• _Input material_:

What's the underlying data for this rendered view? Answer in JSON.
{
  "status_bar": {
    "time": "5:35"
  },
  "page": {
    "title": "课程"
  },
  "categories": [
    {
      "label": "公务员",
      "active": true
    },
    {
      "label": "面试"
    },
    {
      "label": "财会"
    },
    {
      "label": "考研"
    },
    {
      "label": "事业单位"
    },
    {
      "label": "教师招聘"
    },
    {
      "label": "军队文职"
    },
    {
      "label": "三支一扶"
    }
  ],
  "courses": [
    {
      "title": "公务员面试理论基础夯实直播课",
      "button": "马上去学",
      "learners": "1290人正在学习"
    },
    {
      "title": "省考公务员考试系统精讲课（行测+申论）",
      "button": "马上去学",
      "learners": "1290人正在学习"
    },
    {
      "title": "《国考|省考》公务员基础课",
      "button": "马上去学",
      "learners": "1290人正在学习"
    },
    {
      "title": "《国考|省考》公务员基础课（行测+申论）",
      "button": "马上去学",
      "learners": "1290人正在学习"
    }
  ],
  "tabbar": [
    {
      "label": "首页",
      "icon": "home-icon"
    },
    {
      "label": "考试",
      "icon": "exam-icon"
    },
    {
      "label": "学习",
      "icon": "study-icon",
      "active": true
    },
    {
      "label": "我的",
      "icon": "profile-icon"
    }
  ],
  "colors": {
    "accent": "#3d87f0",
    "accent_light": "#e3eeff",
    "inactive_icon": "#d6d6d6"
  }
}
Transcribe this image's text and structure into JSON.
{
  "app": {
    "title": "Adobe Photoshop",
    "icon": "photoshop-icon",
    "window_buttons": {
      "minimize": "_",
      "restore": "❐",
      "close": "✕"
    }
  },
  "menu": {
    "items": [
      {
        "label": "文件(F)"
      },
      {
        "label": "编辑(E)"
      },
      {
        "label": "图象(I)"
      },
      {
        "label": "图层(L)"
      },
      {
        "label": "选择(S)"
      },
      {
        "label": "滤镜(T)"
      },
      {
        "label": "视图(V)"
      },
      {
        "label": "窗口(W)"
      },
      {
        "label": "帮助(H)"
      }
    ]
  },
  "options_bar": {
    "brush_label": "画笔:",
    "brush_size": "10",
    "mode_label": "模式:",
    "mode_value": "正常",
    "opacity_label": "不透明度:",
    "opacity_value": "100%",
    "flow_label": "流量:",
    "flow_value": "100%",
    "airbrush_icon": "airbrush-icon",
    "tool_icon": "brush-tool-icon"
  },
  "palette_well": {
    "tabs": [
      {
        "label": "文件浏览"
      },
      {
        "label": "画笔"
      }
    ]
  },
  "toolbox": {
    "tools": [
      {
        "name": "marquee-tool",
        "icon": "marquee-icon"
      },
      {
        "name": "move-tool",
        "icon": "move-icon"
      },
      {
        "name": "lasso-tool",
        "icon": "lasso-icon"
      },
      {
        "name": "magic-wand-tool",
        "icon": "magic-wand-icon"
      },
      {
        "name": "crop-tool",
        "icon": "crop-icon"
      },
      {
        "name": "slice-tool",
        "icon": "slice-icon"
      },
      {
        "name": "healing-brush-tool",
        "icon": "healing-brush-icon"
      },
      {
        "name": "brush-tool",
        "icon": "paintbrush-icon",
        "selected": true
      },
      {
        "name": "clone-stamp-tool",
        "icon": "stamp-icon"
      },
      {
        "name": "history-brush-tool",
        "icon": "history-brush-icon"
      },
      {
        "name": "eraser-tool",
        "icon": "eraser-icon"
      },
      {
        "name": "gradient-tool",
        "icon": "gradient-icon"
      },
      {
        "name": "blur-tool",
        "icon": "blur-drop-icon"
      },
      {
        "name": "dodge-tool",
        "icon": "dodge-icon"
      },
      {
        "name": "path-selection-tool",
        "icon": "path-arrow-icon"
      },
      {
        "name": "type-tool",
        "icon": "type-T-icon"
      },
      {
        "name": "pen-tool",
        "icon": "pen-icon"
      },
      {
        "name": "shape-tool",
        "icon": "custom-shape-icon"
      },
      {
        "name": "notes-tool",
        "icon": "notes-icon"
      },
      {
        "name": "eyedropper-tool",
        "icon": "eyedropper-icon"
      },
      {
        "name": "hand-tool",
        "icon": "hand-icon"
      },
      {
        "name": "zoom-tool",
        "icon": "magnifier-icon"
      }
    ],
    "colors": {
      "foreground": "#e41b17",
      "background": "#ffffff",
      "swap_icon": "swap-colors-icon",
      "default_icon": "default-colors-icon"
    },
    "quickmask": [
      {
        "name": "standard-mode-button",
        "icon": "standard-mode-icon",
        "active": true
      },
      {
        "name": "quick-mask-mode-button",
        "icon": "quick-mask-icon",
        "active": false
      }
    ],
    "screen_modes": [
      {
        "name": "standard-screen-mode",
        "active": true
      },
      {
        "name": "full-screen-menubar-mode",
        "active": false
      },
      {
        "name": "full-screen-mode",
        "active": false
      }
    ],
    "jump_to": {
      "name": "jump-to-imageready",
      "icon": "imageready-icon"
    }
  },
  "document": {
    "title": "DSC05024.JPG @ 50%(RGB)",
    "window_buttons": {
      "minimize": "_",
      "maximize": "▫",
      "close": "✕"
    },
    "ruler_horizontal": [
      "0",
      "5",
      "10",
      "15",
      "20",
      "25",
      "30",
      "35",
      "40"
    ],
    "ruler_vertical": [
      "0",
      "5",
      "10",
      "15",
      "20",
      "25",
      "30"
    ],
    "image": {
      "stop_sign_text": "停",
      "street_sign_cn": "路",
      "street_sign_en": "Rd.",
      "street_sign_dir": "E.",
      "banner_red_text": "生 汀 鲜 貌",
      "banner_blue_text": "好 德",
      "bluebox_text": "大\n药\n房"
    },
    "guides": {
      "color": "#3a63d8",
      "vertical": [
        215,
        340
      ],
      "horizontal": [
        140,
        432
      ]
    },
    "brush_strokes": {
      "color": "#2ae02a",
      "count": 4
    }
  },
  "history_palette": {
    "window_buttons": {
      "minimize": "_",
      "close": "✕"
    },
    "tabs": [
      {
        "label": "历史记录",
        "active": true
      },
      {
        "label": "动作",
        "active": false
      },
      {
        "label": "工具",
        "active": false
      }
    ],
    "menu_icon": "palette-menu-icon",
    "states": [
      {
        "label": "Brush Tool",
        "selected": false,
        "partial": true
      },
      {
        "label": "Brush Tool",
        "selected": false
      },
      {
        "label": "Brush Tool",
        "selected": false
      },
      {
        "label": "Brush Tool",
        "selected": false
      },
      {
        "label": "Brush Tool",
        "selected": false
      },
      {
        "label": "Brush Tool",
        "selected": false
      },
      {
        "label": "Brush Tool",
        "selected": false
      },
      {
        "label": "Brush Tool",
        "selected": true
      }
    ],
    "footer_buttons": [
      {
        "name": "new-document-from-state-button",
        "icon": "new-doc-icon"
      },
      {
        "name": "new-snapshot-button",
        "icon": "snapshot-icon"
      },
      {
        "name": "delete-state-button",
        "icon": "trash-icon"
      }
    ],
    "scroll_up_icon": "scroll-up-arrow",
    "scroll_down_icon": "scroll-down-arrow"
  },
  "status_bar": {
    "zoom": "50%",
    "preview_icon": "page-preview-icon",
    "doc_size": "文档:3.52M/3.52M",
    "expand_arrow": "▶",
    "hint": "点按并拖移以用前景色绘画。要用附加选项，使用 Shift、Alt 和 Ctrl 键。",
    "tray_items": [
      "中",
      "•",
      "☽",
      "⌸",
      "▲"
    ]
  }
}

• _Problem description_:
Where a line holds "snapshot", copy it out.

• _Answer below_:
        "name": "new-snapshot-button",
        "icon": "snapshot-icon"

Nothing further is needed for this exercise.